ENTRIES PROVIDED
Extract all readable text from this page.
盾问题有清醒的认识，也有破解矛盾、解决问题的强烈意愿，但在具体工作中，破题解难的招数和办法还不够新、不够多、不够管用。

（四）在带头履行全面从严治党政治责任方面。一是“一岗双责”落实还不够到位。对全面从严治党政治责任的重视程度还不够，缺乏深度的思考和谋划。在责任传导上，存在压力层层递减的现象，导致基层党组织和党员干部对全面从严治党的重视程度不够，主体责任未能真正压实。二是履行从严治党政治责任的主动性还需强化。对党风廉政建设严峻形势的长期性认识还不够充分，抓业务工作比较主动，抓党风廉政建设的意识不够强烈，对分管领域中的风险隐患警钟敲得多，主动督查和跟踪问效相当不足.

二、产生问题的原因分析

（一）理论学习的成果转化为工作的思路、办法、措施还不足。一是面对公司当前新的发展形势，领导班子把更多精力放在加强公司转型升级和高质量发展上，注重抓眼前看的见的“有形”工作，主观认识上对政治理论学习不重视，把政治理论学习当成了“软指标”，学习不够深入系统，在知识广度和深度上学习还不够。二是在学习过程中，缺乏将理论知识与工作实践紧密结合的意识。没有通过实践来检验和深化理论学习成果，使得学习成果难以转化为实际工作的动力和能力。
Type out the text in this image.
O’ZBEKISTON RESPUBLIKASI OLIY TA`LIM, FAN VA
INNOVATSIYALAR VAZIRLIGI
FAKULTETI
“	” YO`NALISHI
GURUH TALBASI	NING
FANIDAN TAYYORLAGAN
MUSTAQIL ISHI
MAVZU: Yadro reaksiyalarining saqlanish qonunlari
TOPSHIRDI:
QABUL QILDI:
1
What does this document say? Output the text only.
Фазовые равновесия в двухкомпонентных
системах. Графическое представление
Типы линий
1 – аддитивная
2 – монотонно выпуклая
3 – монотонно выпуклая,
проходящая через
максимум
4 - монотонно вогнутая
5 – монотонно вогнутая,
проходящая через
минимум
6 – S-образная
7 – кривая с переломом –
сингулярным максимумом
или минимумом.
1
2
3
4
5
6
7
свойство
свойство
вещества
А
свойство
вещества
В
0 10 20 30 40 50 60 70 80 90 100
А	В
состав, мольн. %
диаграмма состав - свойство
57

TASK INSTRUCTIONS
All of the material above needs to be copied exactly.

EXERCISE RESPONSE
Extract all readable text from this page.
盾问题有清醒的认识，也有破解矛盾、解决问题的强烈意愿，但在具体工作中，破题解难的招数和办法还不够新、不够多、不够管用。

（四）在带头履行全面从严治党政治责任方面。一是“一岗双责”落实还不够到位。对全面从严治党政治责任的重视程度还不够，缺乏深度的思考和谋划。在责任传导上，存在压力层层递减的现象，导致基层党组织和党员干部对全面从严治党的重视程度不够，主体责任未能真正压实。二是履行从严治党政治责任的主动性还需强化。对党风廉政建设严峻形势的长期性认识还不够充分，抓业务工作比较主动，抓党风廉政建设的意识不够强烈，对分管领域中的风险隐患警钟敲得多，主动督查和跟踪问效相当不足.

二、产生问题的原因分析

（一）理论学习的成果转化为工作的思路、办法、措施还不足。一是面对公司当前新的发展形势，领导班子把更多精力放在加强公司转型升级和高质量发展上，注重抓眼前看的见的“有形”工作，主观认识上对政治理论学习不重视，把政治理论学习当成了“软指标”，学习不够深入系统，在知识广度和深度上学习还不够。二是在学习过程中，缺乏将理论知识与工作实践紧密结合的意识。没有通过实践来检验和深化理论学习成果，使得学习成果难以转化为实际工作的动力和能力。
Type out the text in this image.
O’ZBEKISTON RESPUBLIKASI OLIY TA`LIM, FAN VA
INNOVATSIYALAR VAZIRLIGI
FAKULTETI
“	” YO`NALISHI
GURUH TALBASI	NING
FANIDAN TAYYORLAGAN
MUSTAQIL ISHI
MAVZU: Yadro reaksiyalarining saqlanish qonunlari
TOPSHIRDI:
QABUL QILDI:
1
What does this document say? Output the text only.
Фазовые равновесия в двухкомпонентных
системах. Графическое представление
Типы линий
1 – аддитивная
2 – монотонно выпуклая
3 – монотонно выпуклая,
проходящая через
максимум
4 - монотонно вогнутая
5 – монотонно вогнутая,
проходящая через
минимум
6 – S-образная
7 – кривая с переломом –
сингулярным максимумом
или минимумом.
1
2
3
4
5
6
7
свойство
свойство
вещества
А
свойство
вещества
В
0 10 20 30 40 50 60 70 80 90 100
А	В
состав, мольн. %
диаграмма состав - свойство
57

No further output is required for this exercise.